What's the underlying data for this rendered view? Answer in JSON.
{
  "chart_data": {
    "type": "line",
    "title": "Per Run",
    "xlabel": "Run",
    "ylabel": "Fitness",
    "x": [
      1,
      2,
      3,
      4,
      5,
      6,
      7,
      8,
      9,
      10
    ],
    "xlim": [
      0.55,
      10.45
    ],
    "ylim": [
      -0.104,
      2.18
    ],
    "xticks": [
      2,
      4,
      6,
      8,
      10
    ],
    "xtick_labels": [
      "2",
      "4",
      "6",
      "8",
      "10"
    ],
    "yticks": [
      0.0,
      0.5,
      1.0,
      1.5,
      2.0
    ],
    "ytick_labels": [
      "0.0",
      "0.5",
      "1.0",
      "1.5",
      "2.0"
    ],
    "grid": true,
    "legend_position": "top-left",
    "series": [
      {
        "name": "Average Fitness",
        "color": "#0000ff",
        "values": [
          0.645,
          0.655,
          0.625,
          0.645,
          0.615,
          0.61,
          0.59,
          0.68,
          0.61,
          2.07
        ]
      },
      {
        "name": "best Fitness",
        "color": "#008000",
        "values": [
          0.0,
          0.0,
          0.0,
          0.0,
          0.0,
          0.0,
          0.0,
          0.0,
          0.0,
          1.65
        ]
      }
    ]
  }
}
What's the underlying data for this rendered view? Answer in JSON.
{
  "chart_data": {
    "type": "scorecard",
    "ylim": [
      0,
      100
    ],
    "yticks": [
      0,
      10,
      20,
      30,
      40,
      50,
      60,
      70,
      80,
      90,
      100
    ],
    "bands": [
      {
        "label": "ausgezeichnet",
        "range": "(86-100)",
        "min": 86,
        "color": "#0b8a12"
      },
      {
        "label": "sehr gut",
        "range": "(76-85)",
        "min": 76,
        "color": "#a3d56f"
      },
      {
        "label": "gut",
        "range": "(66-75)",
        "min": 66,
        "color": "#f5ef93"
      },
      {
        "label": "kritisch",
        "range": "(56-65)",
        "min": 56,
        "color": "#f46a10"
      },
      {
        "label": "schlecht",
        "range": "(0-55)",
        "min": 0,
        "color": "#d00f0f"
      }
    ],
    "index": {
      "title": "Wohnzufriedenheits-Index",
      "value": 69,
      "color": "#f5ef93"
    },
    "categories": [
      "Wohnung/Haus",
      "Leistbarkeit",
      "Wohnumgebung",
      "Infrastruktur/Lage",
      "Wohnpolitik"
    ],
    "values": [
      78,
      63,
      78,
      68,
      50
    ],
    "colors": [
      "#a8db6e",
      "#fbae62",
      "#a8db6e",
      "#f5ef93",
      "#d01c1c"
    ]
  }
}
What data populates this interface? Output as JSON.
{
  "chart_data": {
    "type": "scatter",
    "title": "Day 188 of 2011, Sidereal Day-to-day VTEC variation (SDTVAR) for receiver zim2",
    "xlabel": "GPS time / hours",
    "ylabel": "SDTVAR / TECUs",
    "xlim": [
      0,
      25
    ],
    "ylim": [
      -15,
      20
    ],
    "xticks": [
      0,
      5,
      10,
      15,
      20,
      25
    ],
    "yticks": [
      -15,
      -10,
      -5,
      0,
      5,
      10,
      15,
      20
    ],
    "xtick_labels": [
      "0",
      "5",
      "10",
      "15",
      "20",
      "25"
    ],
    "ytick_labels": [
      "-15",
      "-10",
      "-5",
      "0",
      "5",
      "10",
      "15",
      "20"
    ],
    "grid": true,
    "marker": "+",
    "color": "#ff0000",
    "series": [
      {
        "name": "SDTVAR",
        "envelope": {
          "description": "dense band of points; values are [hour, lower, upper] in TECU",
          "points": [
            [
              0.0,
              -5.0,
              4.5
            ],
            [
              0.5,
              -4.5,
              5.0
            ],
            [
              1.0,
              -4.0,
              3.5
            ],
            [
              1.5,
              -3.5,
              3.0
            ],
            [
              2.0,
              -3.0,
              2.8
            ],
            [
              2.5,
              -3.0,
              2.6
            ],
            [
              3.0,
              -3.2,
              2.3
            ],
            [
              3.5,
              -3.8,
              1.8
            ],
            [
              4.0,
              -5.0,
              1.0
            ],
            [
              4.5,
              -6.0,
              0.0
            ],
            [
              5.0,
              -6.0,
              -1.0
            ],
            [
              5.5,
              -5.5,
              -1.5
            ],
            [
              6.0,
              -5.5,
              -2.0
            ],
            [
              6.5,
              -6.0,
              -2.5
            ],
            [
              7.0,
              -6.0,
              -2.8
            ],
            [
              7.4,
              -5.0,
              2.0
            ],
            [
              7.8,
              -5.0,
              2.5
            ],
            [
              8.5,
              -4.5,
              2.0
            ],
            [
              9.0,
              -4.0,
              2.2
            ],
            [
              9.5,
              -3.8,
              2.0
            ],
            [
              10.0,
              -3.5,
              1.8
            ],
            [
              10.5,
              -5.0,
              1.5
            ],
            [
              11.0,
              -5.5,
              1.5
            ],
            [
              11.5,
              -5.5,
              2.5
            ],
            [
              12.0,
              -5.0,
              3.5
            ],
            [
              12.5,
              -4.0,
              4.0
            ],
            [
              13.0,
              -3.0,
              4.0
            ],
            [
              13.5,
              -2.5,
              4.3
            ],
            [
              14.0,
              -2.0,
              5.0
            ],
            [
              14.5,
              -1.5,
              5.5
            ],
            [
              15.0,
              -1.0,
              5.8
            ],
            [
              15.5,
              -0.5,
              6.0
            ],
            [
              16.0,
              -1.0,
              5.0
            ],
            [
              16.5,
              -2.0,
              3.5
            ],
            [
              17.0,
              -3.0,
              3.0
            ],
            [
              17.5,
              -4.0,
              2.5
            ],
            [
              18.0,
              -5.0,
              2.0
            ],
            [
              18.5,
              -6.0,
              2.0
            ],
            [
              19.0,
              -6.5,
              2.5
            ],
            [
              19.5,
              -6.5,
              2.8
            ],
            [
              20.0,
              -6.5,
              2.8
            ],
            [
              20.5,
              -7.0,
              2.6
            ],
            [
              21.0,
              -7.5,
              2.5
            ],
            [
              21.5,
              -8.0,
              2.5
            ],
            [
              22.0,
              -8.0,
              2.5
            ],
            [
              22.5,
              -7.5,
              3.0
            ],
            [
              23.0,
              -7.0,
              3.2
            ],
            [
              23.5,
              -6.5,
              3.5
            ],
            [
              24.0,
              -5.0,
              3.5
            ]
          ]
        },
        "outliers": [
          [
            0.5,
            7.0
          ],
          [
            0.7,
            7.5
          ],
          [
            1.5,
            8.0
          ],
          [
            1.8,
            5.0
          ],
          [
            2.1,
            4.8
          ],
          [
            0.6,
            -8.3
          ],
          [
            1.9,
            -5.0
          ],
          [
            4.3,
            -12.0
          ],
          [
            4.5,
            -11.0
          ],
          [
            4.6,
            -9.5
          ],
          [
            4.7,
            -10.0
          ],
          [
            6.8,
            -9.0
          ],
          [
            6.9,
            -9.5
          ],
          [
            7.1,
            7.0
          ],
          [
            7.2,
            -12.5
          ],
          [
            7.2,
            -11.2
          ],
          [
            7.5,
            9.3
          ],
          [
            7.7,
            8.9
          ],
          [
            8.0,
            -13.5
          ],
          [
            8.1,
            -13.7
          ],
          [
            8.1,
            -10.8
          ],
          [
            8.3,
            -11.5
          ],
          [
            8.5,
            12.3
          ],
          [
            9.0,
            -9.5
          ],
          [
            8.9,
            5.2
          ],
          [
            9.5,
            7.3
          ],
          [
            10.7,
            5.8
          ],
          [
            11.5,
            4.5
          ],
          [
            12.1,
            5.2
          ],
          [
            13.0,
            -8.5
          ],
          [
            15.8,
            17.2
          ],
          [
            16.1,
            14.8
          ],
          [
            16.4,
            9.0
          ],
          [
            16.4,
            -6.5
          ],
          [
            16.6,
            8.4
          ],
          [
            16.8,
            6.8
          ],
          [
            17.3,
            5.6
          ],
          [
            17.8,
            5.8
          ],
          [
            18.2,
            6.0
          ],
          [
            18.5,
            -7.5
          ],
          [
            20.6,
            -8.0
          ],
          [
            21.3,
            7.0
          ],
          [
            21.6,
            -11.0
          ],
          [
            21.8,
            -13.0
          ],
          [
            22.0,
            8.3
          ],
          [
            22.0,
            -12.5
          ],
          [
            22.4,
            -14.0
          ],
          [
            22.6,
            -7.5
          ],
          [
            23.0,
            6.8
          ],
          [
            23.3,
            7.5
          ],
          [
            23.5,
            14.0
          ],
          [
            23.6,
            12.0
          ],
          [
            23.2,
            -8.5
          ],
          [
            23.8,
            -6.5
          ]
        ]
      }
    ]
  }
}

-------------------------

▶ [SET TASK]:
Check each line above for the string "Fitness" and report how many lines have it, giving only the number.

▶ [SOLUTION]:
3